● Saved entries

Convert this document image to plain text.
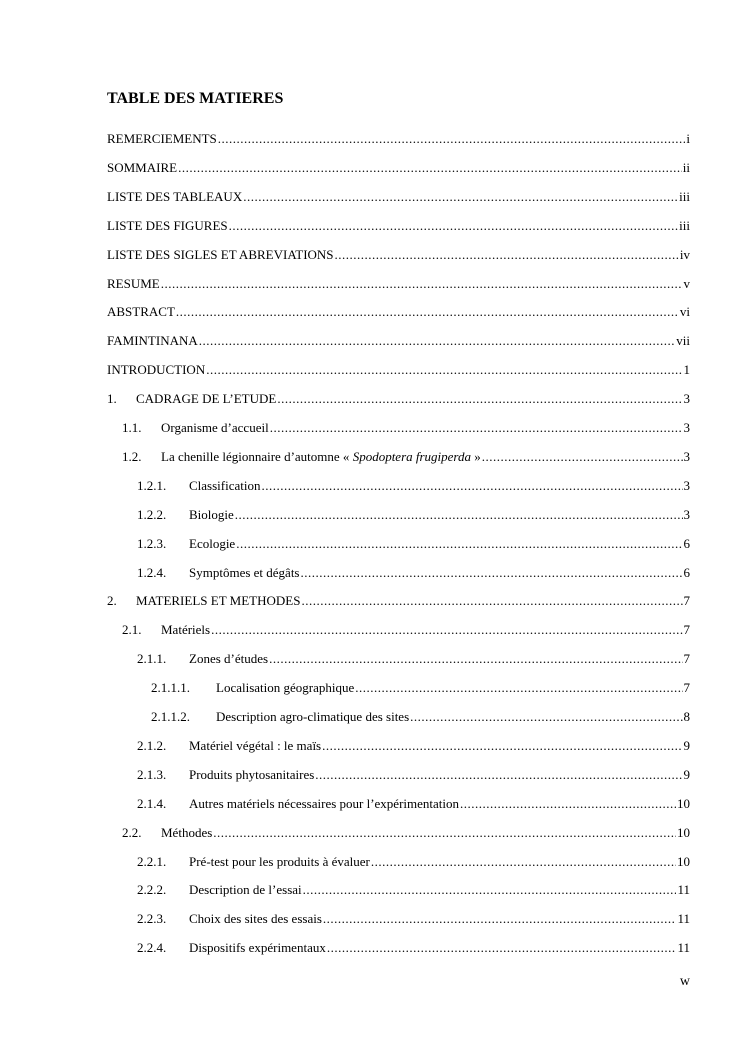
TABLE DES MATIERES
REMERCIEMENTS .....	i
SOMMAIRE .....	ii
LISTE DES TABLEAUX .....	iii
LISTE DES FIGURES .....	iii
LISTE DES SIGLES ET ABREVIATIONS .....	iv
RESUME .....	v
ABSTRACT .....	vi
FAMINTINANA .....	vii
INTRODUCTION .....	1
1.	CADRAGE DE L’ETUDE .....	3
1.1.	Organisme d’accueil .....	3
1.2.	La chenille légionnaire d’automne « Spodoptera frugiperda » .....	3
1.2.1.	Classification .....	3
1.2.2.	Biologie .....	3
1.2.3.	Ecologie .....	6
1.2.4.	Symptômes et dégâts .....	6
2.	MATERIELS ET METHODES .....	7
2.1.	Matériels .....	7
2.1.1.	Zones d’études .....	7
2.1.1.1.	Localisation géographique .....	7
2.1.1.2.	Description agro-climatique des sites .....	8
2.1.2.	Matériel végétal : le maïs .....	9
2.1.3.	Produits phytosanitaires .....	9
2.1.4.	Autres matériels nécessaires pour l’expérimentation .....	10
2.2.	Méthodes .....	10
2.2.1.	Pré-test pour les produits à évaluer .....	10
2.2.2.	Description de l’essai .....	11
2.2.3.	Choix des sites des essais .....	11
2.2.4.	Dispositifs expérimentaux .....	11
w
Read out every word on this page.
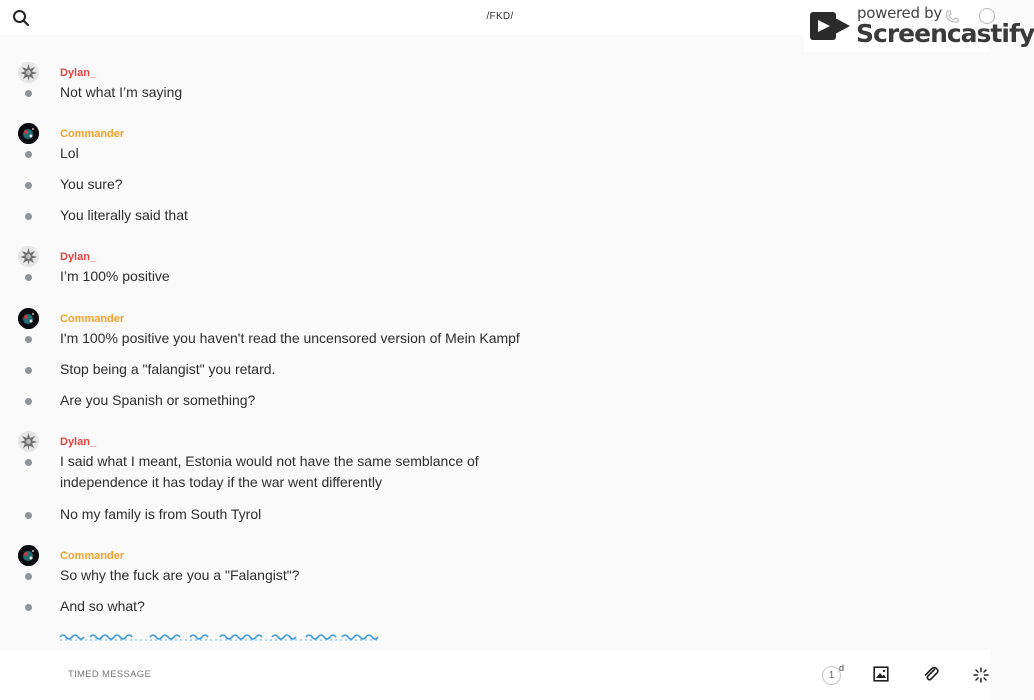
Dylan_
Not what I’m saying
Commander
Lol
You sure?
You literally said that
Dylan_
I’m 100% positive
Commander
I'm 100% positive you haven't read the uncensored version of Mein Kampf
Stop being a "falangist" you retard.
Are you Spanish or something?
Dylan_
I said what I meant, Estonia would not have the same semblance of
independence it has today if the war went differently
No my family is from South Tyrol
Commander
So why the fuck are you a "Falangist"?
And so what?
/FKD/	powered by
Screencastify
TIMED MESSAGE
1
d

● TASK TO COMPLETE
Nothing in the entries above should change when they are printed again, except that the pictures are dropped.

● THE REPLY
Convert this document image to plain text.
TABLE DES MATIERES
REMERCIEMENTS .....	i
SOMMAIRE .....	ii
LISTE DES TABLEAUX .....	iii
LISTE DES FIGURES .....	iii
LISTE DES SIGLES ET ABREVIATIONS .....	iv
RESUME .....	v
ABSTRACT .....	vi
FAMINTINANA .....	vii
INTRODUCTION .....	1
1.	CADRAGE DE L’ETUDE .....	3
1.1.	Organisme d’accueil .....	3
1.2.	La chenille légionnaire d’automne « Spodoptera frugiperda » .....	3
1.2.1.	Classification .....	3
1.2.2.	Biologie .....	3
1.2.3.	Ecologie .....	6
1.2.4.	Symptômes et dégâts .....	6
2.	MATERIELS ET METHODES .....	7
2.1.	Matériels .....	7
2.1.1.	Zones d’études .....	7
2.1.1.1.	Localisation géographique .....	7
2.1.1.2.	Description agro-climatique des sites .....	8
2.1.2.	Matériel végétal : le maïs .....	9
2.1.3.	Produits phytosanitaires .....	9
2.1.4.	Autres matériels nécessaires pour l’expérimentation .....	10
2.2.	Méthodes .....	10
2.2.1.	Pré-test pour les produits à évaluer .....	10
2.2.2.	Description de l’essai .....	11
2.2.3.	Choix des sites des essais .....	11
2.2.4.	Dispositifs expérimentaux .....	11
w
Read out every word on this page.
Dylan_
Not what I’m saying
Commander
Lol
You sure?
You literally said that
Dylan_
I’m 100% positive
Commander
I'm 100% positive you haven't read the uncensored version of Mein Kampf
Stop being a "falangist" you retard.
Are you Spanish or something?
Dylan_
I said what I meant, Estonia would not have the same semblance of
independence it has today if the war went differently
No my family is from South Tyrol
Commander
So why the fuck are you a "Falangist"?
And so what?
/FKD/	powered by
Screencastify
TIMED MESSAGE
1
d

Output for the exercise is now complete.